TASK DIRECTIONS -> Determine which lines contain the word "Grange", then copy those lines.

[Data entries]
---+---
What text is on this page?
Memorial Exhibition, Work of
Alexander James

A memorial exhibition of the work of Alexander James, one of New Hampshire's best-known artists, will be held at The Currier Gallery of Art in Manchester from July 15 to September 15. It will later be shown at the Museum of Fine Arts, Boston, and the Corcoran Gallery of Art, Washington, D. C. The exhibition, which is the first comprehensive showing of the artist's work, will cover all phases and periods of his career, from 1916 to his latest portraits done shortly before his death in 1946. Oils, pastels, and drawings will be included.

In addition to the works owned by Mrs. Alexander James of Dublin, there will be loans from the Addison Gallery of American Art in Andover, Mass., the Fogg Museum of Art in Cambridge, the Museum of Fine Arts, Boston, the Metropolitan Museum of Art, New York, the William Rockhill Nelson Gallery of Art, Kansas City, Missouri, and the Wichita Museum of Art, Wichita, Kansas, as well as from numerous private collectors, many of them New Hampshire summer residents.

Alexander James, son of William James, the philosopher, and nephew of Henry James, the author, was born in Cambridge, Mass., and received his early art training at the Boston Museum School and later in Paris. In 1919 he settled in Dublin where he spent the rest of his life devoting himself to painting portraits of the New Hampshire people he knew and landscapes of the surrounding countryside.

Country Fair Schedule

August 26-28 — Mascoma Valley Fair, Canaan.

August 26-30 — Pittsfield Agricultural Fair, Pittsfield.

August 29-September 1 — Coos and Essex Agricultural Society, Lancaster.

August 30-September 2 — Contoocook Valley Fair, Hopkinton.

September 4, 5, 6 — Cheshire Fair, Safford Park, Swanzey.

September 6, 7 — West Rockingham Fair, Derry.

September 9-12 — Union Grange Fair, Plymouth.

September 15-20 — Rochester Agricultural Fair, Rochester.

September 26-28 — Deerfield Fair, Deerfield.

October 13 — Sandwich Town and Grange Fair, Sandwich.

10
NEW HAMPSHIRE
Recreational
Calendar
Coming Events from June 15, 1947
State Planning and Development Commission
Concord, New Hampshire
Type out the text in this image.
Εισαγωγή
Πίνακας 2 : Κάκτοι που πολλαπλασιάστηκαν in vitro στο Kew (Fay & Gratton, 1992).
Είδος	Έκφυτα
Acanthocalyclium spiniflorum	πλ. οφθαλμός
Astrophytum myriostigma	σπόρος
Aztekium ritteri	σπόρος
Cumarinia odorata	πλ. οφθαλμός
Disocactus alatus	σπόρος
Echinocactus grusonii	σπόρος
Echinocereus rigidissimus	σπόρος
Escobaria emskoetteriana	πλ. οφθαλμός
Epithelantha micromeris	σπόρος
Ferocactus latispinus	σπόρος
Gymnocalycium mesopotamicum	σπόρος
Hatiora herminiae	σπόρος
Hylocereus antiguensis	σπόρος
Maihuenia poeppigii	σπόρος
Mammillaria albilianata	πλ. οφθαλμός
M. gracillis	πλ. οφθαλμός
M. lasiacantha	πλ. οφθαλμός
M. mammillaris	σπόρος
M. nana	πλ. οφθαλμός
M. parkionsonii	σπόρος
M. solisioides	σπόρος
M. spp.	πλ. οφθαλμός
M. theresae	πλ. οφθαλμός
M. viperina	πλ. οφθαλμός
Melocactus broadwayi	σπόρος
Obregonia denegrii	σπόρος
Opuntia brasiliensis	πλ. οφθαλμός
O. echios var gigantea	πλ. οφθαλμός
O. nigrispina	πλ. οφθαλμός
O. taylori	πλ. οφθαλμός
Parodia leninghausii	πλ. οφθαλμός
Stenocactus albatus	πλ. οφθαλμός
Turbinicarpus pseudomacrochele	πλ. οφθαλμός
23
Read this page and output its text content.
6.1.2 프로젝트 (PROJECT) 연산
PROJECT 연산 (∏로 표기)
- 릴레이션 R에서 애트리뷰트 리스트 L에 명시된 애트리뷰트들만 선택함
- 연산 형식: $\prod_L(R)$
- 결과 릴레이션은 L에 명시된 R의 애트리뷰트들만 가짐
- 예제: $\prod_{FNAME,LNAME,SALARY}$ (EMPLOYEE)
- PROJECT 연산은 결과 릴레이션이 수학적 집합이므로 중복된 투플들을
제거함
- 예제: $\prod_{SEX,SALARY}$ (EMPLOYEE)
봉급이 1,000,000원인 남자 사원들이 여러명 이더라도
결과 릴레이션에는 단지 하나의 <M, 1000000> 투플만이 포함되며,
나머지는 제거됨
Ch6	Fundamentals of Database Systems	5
---+---
SOLUTION TO THIS PROBLEM ->
September 9-12 — Union Grange Fair, Plymouth.
October 13 — Sandwich Town and Grange Fair, Sandwich.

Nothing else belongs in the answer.